══ Provided entries

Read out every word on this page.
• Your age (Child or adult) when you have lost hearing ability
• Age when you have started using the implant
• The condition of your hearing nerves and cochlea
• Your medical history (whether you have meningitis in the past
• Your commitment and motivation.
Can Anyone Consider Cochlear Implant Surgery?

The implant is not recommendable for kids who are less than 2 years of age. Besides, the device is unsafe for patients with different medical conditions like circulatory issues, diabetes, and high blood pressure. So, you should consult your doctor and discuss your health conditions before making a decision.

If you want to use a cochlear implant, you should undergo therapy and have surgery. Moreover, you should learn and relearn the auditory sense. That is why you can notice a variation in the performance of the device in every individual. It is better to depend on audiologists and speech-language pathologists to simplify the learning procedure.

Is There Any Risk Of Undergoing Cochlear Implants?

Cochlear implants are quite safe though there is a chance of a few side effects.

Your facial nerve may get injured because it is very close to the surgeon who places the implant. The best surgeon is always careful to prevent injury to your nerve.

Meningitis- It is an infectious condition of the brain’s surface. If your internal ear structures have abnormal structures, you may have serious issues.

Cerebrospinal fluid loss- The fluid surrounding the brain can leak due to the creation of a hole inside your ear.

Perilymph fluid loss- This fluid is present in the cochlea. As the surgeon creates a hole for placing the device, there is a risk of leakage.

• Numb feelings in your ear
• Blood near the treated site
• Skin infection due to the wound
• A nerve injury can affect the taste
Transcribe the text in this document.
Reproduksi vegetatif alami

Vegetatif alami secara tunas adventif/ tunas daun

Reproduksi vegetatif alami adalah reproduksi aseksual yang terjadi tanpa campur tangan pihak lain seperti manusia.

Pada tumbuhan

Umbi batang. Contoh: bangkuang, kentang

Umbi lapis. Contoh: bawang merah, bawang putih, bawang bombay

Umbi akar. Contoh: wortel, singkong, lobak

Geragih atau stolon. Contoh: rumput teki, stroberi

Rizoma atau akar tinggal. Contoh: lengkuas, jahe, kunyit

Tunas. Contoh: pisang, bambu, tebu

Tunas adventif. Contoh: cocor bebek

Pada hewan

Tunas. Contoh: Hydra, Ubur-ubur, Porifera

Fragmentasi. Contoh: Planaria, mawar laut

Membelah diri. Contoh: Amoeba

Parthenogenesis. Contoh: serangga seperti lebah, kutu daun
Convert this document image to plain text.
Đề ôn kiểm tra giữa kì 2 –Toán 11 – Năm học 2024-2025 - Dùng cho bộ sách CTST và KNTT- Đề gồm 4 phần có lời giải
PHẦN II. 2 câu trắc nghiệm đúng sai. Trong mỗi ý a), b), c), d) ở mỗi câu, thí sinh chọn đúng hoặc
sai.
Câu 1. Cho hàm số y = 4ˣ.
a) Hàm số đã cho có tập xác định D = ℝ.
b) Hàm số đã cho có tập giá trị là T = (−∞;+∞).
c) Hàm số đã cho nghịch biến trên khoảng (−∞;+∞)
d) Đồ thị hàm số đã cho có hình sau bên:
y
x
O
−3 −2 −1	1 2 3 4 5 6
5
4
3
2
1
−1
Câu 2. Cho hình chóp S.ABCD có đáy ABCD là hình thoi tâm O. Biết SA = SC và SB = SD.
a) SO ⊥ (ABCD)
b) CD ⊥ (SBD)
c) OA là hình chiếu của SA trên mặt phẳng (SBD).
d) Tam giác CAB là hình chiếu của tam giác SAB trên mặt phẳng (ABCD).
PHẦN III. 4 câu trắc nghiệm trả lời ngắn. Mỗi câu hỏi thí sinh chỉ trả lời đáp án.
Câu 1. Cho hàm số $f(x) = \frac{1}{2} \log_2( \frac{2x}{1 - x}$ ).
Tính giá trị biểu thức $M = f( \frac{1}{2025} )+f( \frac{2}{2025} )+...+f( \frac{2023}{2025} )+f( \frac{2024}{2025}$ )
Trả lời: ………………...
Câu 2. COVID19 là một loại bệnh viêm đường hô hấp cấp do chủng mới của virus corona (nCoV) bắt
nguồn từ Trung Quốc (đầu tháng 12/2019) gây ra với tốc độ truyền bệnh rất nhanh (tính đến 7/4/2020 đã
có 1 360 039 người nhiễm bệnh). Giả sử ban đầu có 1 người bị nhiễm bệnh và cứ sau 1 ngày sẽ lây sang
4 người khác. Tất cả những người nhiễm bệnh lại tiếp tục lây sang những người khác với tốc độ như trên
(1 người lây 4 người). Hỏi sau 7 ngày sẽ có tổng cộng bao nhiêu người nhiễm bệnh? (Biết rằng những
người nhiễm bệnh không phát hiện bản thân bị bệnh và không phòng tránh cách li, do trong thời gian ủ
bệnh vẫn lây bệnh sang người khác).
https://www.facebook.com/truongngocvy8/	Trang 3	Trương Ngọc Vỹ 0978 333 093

════

**Task description:** Go through the records line by line, and copy each line that holds the string "text".

**Written answer:**
Transcribe the text in this document.
Convert this document image to plain text.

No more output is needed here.